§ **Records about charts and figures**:

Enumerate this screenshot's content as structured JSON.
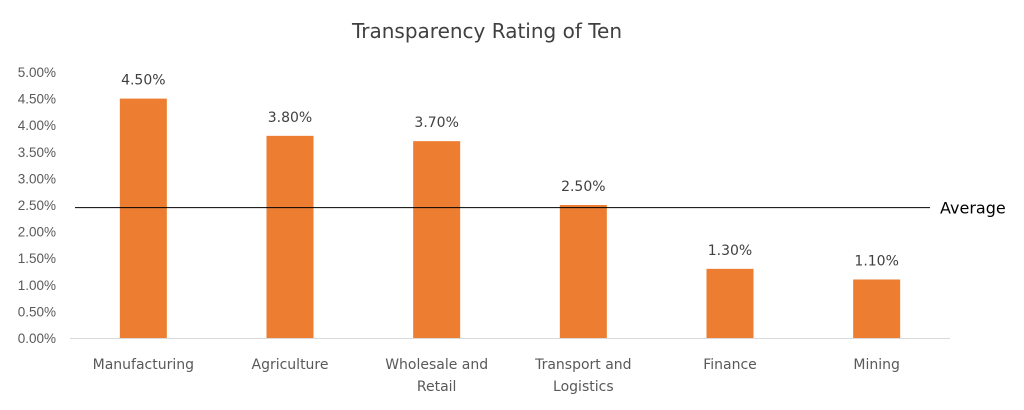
{
  "chart_data": {
    "type": "bar",
    "title": "Transparency Rating of Ten",
    "categories": [
      [
        "Manufacturing"
      ],
      [
        "Agriculture"
      ],
      [
        "Wholesale and",
        "Retail"
      ],
      [
        "Transport and",
        "Logistics"
      ],
      [
        "Finance"
      ],
      [
        "Mining"
      ]
    ],
    "values": [
      4.5,
      3.8,
      3.7,
      2.5,
      1.3,
      1.1
    ],
    "data_labels": [
      "4.50%",
      "3.80%",
      "3.70%",
      "2.50%",
      "1.30%",
      "1.10%"
    ],
    "ylim": [
      0,
      5
    ],
    "yticks": [
      "0.00%",
      "0.50%",
      "1.00%",
      "1.50%",
      "2.00%",
      "2.50%",
      "3.00%",
      "3.50%",
      "4.00%",
      "4.50%",
      "5.00%"
    ],
    "average": {
      "label": "Average",
      "value": 2.45
    },
    "grid": false,
    "bar_color": "#ED7D31",
    "avg_line_color": "#000000"
  }
}
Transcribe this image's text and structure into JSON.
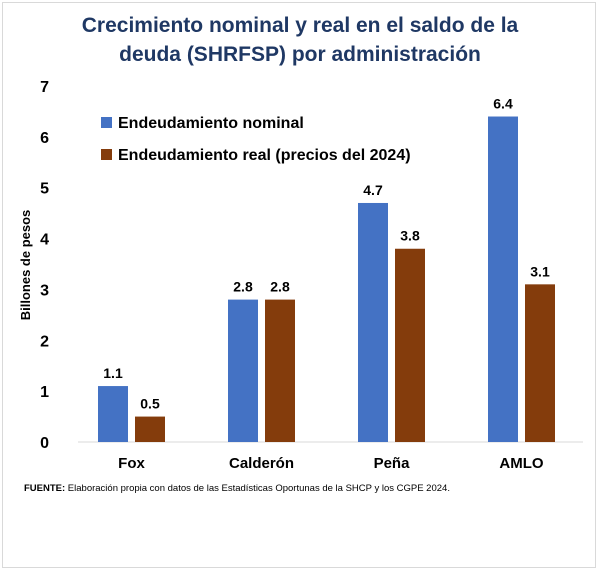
{
  "chart_data": {
    "type": "bar",
    "title_line1": "Crecimiento nominal y real en el saldo de la",
    "title_line2": "deuda (SHRFSP) por administración",
    "ylabel": "Billones de pesos",
    "xlabel": "",
    "ylim": [
      0,
      7
    ],
    "yticks": [
      0,
      1,
      2,
      3,
      4,
      5,
      6,
      7
    ],
    "categories": [
      "Fox",
      "Calderón",
      "Peña",
      "AMLO"
    ],
    "series": [
      {
        "name": "Endeudamiento nominal",
        "color": "#4472c4",
        "values": [
          1.1,
          2.8,
          4.7,
          6.4
        ]
      },
      {
        "name": "Endeudamiento real (precios del 2024)",
        "color": "#843c0c",
        "values": [
          0.5,
          2.8,
          3.8,
          3.1
        ]
      }
    ],
    "legend_position": "top-left",
    "grid": false
  },
  "source": {
    "label": "FUENTE:",
    "text": " Elaboración propia con datos de las Estadísticas Oportunas de la SHCP y los CGPE 2024."
  }
}
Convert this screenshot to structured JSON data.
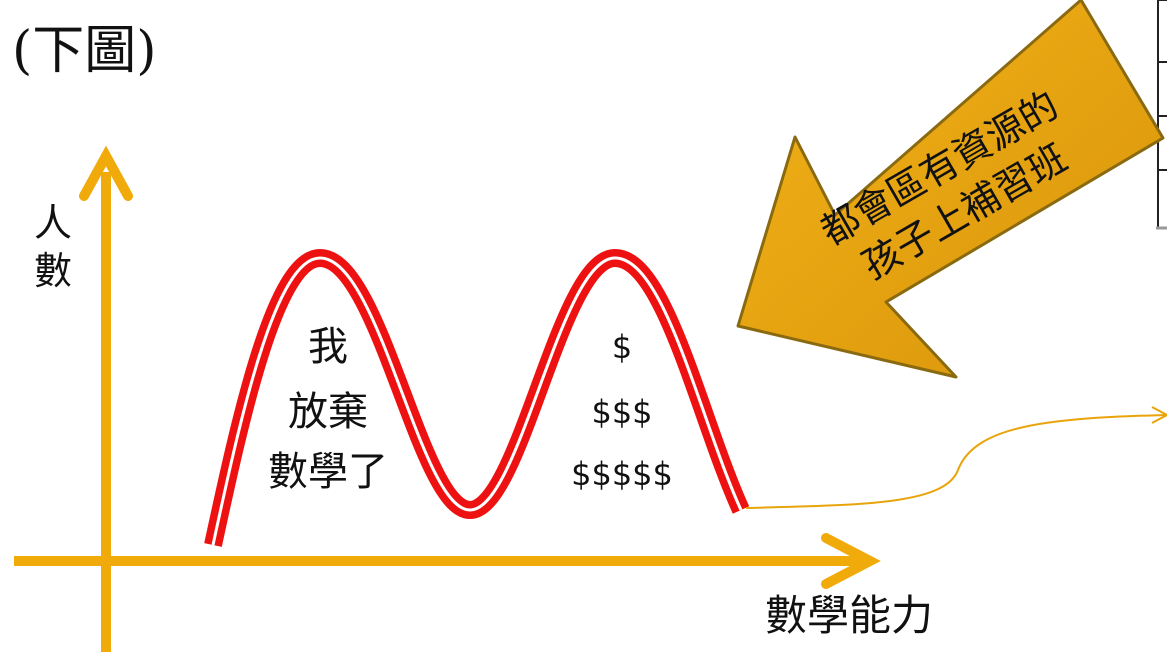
{
  "slide": {
    "title": "(下圖)"
  },
  "axes": {
    "y_label": [
      "人",
      "數"
    ],
    "x_label": "數學能力"
  },
  "left_peak": {
    "lines": [
      "我",
      "放棄",
      "數學了"
    ]
  },
  "right_peak": {
    "lines": [
      "$",
      "$$$",
      "$$$$$"
    ]
  },
  "callout_arrow": {
    "lines": [
      "都會區有資源的",
      "孩子上補習班"
    ]
  },
  "colors": {
    "axis": "#f0aa0a",
    "curve": "#ee1111",
    "arrow_fill": "#e8a40a",
    "arrow_stroke": "#8a6a10",
    "connector": "#e8a40a",
    "text": "#111111"
  }
}
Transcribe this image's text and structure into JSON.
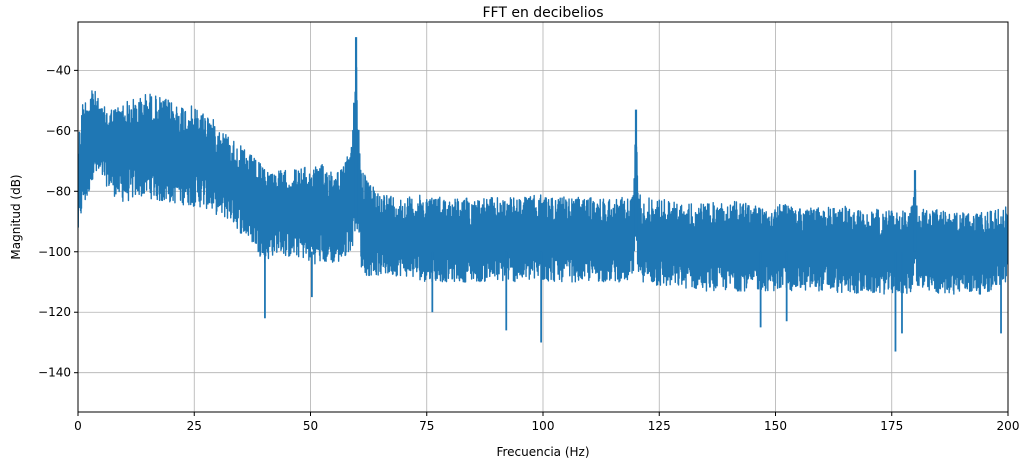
{
  "chart_data": {
    "type": "line",
    "title": "FFT en decibelios",
    "xlabel": "Frecuencia (Hz)",
    "ylabel": "Magnitud (dB)",
    "xlim": [
      0,
      200
    ],
    "ylim": [
      -153,
      -24
    ],
    "grid": true,
    "legend": "none",
    "color": "#1f77b4",
    "x_ticks": [
      0,
      25,
      50,
      75,
      100,
      125,
      150,
      175,
      200
    ],
    "y_ticks": [
      -140,
      -120,
      -100,
      -80,
      -60,
      -40
    ],
    "series": [
      {
        "x": [
          0,
          1,
          2,
          3,
          5,
          8,
          10,
          13,
          15,
          18,
          20,
          25,
          28,
          30,
          33,
          35,
          38,
          40,
          43,
          45,
          48,
          50,
          53,
          55,
          57,
          58,
          59,
          59.8,
          60.5,
          61,
          62,
          63,
          65,
          70,
          75,
          80,
          85,
          90,
          95,
          100,
          105,
          110,
          115,
          118,
          119.5,
          120,
          120.5,
          122,
          125,
          130,
          135,
          140,
          145,
          150,
          155,
          160,
          165,
          170,
          175,
          178,
          179.5,
          180,
          180.5,
          182,
          185,
          190,
          195,
          200
        ],
        "upper": [
          -62,
          -50,
          -48,
          -44,
          -52,
          -52,
          -50,
          -49,
          -47,
          -49,
          -50,
          -52,
          -54,
          -58,
          -62,
          -65,
          -69,
          -72,
          -73,
          -73,
          -72,
          -72,
          -71,
          -72,
          -72,
          -68,
          -62,
          -29,
          -62,
          -70,
          -76,
          -78,
          -80,
          -82,
          -81,
          -82,
          -82,
          -82,
          -82,
          -81,
          -82,
          -82,
          -82,
          -82,
          -80,
          -53,
          -80,
          -82,
          -82,
          -84,
          -84,
          -83,
          -84,
          -84,
          -85,
          -85,
          -85,
          -86,
          -86,
          -86,
          -84,
          -73,
          -84,
          -86,
          -86,
          -87,
          -87,
          -85
        ],
        "lower": [
          -96,
          -86,
          -84,
          -76,
          -76,
          -82,
          -84,
          -82,
          -82,
          -84,
          -84,
          -85,
          -86,
          -88,
          -90,
          -94,
          -98,
          -104,
          -100,
          -102,
          -102,
          -104,
          -104,
          -104,
          -104,
          -100,
          -100,
          -90,
          -100,
          -106,
          -108,
          -108,
          -108,
          -108,
          -110,
          -110,
          -110,
          -110,
          -110,
          -110,
          -110,
          -110,
          -110,
          -110,
          -110,
          -95,
          -110,
          -110,
          -112,
          -112,
          -113,
          -113,
          -113,
          -113,
          -113,
          -113,
          -114,
          -114,
          -114,
          -114,
          -114,
          -100,
          -114,
          -114,
          -114,
          -114,
          -114,
          -110
        ]
      }
    ],
    "dips": [
      {
        "x": 40.2,
        "y": -122
      },
      {
        "x": 50.3,
        "y": -115
      },
      {
        "x": 76.2,
        "y": -120
      },
      {
        "x": 92.1,
        "y": -126
      },
      {
        "x": 99.6,
        "y": -130
      },
      {
        "x": 146.8,
        "y": -125
      },
      {
        "x": 152.4,
        "y": -123
      },
      {
        "x": 175.8,
        "y": -133
      },
      {
        "x": 177.2,
        "y": -127
      },
      {
        "x": 198.5,
        "y": -127
      }
    ]
  }
}
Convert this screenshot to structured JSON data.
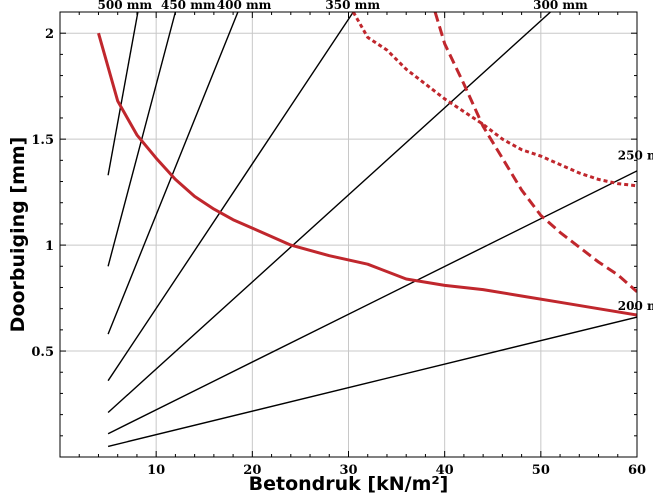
{
  "chart_data": {
    "type": "line",
    "title": "",
    "xlabel": "Betondruk [kN/m²]",
    "ylabel": "Doorbuiging [mm]",
    "xlim": [
      0,
      60
    ],
    "ylim": [
      0,
      2.1
    ],
    "x_ticks": [
      10,
      20,
      30,
      40,
      50,
      60
    ],
    "y_ticks": [
      0.5,
      1,
      1.5,
      2
    ],
    "x_tick_labels": [
      "10",
      "20",
      "30",
      "40",
      "50",
      "60"
    ],
    "y_tick_labels": [
      "0.5",
      "1",
      "1.5",
      "2"
    ],
    "grid": true,
    "legend": "none",
    "colors": {
      "lines": "#000000",
      "red": "#c0272d",
      "grid": "#c8c8c8"
    },
    "series": [
      {
        "name": "500 mm",
        "color": "#000000",
        "dash": "solid",
        "points": [
          [
            5,
            1.33
          ],
          [
            8.1,
            2.1
          ]
        ]
      },
      {
        "name": "450 mm",
        "color": "#000000",
        "dash": "solid",
        "points": [
          [
            5,
            0.9
          ],
          [
            12,
            2.1
          ]
        ]
      },
      {
        "name": "400 mm",
        "color": "#000000",
        "dash": "solid",
        "points": [
          [
            5,
            0.58
          ],
          [
            18.5,
            2.1
          ]
        ]
      },
      {
        "name": "350 mm",
        "color": "#000000",
        "dash": "solid",
        "points": [
          [
            5,
            0.36
          ],
          [
            30.5,
            2.1
          ]
        ]
      },
      {
        "name": "300 mm",
        "color": "#000000",
        "dash": "solid",
        "points": [
          [
            5,
            0.21
          ],
          [
            51,
            2.1
          ]
        ]
      },
      {
        "name": "250 m",
        "color": "#000000",
        "dash": "solid",
        "points": [
          [
            5,
            0.11
          ],
          [
            60,
            1.35
          ]
        ]
      },
      {
        "name": "200 m",
        "color": "#000000",
        "dash": "solid",
        "points": [
          [
            5,
            0.05
          ],
          [
            60,
            0.66
          ]
        ]
      },
      {
        "name": "",
        "color": "#c0272d",
        "dash": "solid",
        "points": [
          [
            4,
            2.0
          ],
          [
            6,
            1.68
          ],
          [
            8,
            1.52
          ],
          [
            10,
            1.41
          ],
          [
            12,
            1.31
          ],
          [
            14,
            1.23
          ],
          [
            16,
            1.17
          ],
          [
            18,
            1.12
          ],
          [
            20,
            1.08
          ],
          [
            22,
            1.04
          ],
          [
            24,
            1.0
          ],
          [
            28,
            0.95
          ],
          [
            32,
            0.91
          ],
          [
            36,
            0.84
          ],
          [
            40,
            0.81
          ],
          [
            44,
            0.79
          ],
          [
            48,
            0.76
          ],
          [
            52,
            0.73
          ],
          [
            56,
            0.7
          ],
          [
            60,
            0.67
          ]
        ]
      },
      {
        "name": "",
        "color": "#c0272d",
        "dash": "short",
        "points": [
          [
            30.5,
            2.1
          ],
          [
            32,
            1.98
          ],
          [
            34,
            1.92
          ],
          [
            36,
            1.83
          ],
          [
            38,
            1.76
          ],
          [
            40,
            1.69
          ],
          [
            42,
            1.63
          ],
          [
            44,
            1.57
          ],
          [
            46,
            1.5
          ],
          [
            48,
            1.45
          ],
          [
            50,
            1.42
          ],
          [
            52,
            1.38
          ],
          [
            54,
            1.34
          ],
          [
            56,
            1.31
          ],
          [
            58,
            1.29
          ],
          [
            60,
            1.28
          ]
        ]
      },
      {
        "name": "",
        "color": "#c0272d",
        "dash": "long",
        "points": [
          [
            39,
            2.1
          ],
          [
            40,
            1.95
          ],
          [
            42,
            1.76
          ],
          [
            44,
            1.56
          ],
          [
            46,
            1.41
          ],
          [
            48,
            1.26
          ],
          [
            50,
            1.14
          ],
          [
            52,
            1.06
          ],
          [
            54,
            0.99
          ],
          [
            56,
            0.92
          ],
          [
            58,
            0.86
          ],
          [
            60,
            0.78
          ]
        ]
      }
    ],
    "series_label_positions": [
      {
        "name": "500 mm",
        "at": [
          3.9,
          2.1
        ]
      },
      {
        "name": "450 mm",
        "at": [
          10.5,
          2.1
        ]
      },
      {
        "name": "400 mm",
        "at": [
          16.3,
          2.1
        ]
      },
      {
        "name": "350 mm",
        "at": [
          27.6,
          2.1
        ]
      },
      {
        "name": "300 mm",
        "at": [
          49.2,
          2.1
        ]
      },
      {
        "name": "250 m",
        "at": [
          58,
          1.39
        ]
      },
      {
        "name": "200 m",
        "at": [
          58,
          0.68
        ]
      }
    ]
  }
}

§ **DO THIS**:
Keep only those lines of the records that hold "nominal", and return them.

§ **SOLUTION**:
    "title_line1": "Crecimiento nominal y real en el saldo de la",
        "name": "Endeudamiento nominal",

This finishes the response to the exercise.